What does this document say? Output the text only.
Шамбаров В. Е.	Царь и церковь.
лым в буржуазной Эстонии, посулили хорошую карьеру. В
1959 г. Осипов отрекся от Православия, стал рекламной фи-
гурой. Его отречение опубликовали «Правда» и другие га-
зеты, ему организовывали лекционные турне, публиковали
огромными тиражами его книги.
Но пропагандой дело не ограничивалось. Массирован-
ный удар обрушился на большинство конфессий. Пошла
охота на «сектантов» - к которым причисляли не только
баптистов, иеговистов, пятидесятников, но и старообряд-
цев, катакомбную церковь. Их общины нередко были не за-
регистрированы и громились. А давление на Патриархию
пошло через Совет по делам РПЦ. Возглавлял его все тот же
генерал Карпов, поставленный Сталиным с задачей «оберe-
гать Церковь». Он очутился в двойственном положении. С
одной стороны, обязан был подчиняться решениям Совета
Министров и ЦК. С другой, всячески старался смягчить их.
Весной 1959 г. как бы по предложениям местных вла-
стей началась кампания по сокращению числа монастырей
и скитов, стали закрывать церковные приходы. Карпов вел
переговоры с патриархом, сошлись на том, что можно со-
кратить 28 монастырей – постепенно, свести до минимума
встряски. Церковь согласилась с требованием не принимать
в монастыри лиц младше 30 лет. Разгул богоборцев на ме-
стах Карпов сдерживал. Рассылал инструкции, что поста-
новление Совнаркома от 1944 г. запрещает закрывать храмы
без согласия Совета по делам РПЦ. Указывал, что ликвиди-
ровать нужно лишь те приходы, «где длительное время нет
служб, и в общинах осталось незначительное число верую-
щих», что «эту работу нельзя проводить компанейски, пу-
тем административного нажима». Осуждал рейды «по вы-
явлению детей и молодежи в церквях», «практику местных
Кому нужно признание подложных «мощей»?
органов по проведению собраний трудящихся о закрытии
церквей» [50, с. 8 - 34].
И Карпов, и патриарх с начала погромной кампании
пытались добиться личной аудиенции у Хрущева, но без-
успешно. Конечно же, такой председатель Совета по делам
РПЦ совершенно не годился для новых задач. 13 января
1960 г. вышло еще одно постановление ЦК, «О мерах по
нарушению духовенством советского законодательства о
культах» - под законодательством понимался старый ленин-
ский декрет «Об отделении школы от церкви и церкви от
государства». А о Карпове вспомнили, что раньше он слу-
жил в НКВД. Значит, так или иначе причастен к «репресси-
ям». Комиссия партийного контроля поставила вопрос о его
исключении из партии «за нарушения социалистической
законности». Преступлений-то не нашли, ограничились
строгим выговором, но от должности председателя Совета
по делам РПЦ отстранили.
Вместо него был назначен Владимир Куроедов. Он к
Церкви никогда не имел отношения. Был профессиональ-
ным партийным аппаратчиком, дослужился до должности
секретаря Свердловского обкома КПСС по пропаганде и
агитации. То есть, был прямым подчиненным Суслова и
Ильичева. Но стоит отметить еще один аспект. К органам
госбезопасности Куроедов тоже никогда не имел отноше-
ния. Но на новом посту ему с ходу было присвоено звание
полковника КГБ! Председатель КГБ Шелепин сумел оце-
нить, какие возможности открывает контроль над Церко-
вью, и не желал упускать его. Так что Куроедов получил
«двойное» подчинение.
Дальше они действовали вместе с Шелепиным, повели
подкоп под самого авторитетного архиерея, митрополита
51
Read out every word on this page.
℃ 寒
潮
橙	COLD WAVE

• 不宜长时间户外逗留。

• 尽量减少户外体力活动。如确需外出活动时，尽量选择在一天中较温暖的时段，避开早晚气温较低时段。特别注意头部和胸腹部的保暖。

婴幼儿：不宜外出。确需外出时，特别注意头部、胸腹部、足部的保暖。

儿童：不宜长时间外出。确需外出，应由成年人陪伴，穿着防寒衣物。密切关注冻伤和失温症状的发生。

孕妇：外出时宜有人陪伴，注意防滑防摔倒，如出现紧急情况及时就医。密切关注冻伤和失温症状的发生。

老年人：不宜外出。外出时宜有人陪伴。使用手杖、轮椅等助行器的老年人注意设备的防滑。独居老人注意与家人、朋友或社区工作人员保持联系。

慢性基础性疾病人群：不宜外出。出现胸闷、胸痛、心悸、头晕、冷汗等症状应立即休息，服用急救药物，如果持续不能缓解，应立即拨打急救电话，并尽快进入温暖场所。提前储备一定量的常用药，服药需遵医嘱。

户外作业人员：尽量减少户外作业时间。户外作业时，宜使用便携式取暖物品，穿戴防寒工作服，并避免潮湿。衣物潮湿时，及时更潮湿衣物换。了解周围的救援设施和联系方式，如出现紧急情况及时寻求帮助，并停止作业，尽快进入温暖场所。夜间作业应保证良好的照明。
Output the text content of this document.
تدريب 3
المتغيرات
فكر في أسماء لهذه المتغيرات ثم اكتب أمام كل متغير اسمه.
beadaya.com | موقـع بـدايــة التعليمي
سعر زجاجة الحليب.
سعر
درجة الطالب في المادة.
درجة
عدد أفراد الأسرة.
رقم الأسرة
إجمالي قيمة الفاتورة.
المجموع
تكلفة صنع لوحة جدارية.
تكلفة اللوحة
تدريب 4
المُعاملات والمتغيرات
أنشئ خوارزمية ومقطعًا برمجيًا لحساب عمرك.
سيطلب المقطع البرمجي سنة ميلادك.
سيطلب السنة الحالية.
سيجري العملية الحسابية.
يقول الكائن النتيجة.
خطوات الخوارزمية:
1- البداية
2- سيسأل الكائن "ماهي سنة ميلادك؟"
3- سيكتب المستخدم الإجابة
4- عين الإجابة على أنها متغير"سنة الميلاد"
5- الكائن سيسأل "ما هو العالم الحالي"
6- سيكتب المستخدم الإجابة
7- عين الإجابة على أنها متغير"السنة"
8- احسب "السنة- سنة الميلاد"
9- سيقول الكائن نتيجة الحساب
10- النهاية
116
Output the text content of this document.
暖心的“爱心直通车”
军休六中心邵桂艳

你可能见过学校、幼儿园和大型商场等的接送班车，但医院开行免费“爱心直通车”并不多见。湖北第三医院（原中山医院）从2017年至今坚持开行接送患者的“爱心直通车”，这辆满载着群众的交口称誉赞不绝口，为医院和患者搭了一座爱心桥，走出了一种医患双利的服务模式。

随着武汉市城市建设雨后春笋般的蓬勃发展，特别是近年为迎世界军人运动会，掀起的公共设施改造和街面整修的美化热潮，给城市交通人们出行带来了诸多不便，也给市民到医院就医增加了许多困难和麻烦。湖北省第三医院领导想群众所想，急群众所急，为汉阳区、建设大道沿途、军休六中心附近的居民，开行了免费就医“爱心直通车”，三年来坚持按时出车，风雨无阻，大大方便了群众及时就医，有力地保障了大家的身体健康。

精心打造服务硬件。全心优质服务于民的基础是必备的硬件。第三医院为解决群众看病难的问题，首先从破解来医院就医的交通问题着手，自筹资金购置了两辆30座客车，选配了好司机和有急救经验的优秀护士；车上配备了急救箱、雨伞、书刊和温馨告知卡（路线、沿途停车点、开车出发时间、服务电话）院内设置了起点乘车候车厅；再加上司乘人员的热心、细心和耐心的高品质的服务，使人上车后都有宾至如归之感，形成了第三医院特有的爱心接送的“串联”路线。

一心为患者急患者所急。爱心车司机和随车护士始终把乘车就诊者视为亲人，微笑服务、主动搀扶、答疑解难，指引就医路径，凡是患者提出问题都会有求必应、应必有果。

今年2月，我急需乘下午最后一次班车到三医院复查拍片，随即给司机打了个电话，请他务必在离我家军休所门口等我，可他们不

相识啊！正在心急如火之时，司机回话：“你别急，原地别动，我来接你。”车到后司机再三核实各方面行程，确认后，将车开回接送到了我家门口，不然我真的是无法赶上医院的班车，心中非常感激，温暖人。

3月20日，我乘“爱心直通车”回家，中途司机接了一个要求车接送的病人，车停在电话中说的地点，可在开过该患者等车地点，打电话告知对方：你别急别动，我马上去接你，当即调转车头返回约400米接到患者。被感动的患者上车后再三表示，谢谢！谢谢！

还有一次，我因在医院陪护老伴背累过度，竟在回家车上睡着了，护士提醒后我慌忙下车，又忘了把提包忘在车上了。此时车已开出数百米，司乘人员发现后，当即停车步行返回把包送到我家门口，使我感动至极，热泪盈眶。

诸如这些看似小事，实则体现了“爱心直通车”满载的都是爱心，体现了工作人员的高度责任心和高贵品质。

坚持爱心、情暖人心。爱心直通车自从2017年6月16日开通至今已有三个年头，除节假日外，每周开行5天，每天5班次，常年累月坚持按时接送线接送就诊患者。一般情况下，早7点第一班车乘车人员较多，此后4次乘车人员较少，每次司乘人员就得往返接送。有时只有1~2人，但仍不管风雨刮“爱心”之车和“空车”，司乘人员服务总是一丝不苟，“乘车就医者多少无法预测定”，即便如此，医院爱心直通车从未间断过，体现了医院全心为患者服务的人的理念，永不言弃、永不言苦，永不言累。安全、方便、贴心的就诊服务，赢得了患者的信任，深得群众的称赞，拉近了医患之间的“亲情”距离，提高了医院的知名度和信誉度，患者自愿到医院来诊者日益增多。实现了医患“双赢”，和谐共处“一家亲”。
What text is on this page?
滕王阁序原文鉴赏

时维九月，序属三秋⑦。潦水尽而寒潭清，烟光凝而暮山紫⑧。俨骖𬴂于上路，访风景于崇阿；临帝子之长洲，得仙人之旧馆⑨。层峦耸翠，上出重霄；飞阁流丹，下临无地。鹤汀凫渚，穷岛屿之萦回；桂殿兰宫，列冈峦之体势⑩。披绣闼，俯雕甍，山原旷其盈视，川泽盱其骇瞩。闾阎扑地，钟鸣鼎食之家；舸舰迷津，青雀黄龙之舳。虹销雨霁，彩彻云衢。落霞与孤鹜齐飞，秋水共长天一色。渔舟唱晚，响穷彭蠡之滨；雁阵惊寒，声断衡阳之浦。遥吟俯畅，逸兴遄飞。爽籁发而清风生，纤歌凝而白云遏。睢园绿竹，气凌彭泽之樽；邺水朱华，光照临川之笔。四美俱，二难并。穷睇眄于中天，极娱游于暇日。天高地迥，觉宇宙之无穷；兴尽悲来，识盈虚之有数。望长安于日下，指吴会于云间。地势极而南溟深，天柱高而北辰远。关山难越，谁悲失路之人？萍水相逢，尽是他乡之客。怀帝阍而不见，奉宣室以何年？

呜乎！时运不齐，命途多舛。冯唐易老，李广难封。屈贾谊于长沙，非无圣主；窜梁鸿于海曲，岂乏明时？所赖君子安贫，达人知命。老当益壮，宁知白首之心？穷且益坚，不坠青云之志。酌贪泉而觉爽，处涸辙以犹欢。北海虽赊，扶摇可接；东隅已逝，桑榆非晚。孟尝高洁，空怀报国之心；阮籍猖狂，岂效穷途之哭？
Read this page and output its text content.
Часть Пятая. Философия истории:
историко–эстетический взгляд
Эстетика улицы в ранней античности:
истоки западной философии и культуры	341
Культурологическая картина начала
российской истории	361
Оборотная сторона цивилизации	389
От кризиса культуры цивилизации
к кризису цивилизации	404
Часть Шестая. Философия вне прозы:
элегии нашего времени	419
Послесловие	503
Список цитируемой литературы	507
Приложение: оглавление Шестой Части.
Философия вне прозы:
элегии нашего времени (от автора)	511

_Problem_
Select the lines from the entries that include the word "Куроедов".

_Complete answer_
Вместо него был назначен Владимир Куроедов. Он к
госбезопасности Куроедов тоже никогда не имел отноше-
вью, и не желал упускать его. Так что Куроедов получил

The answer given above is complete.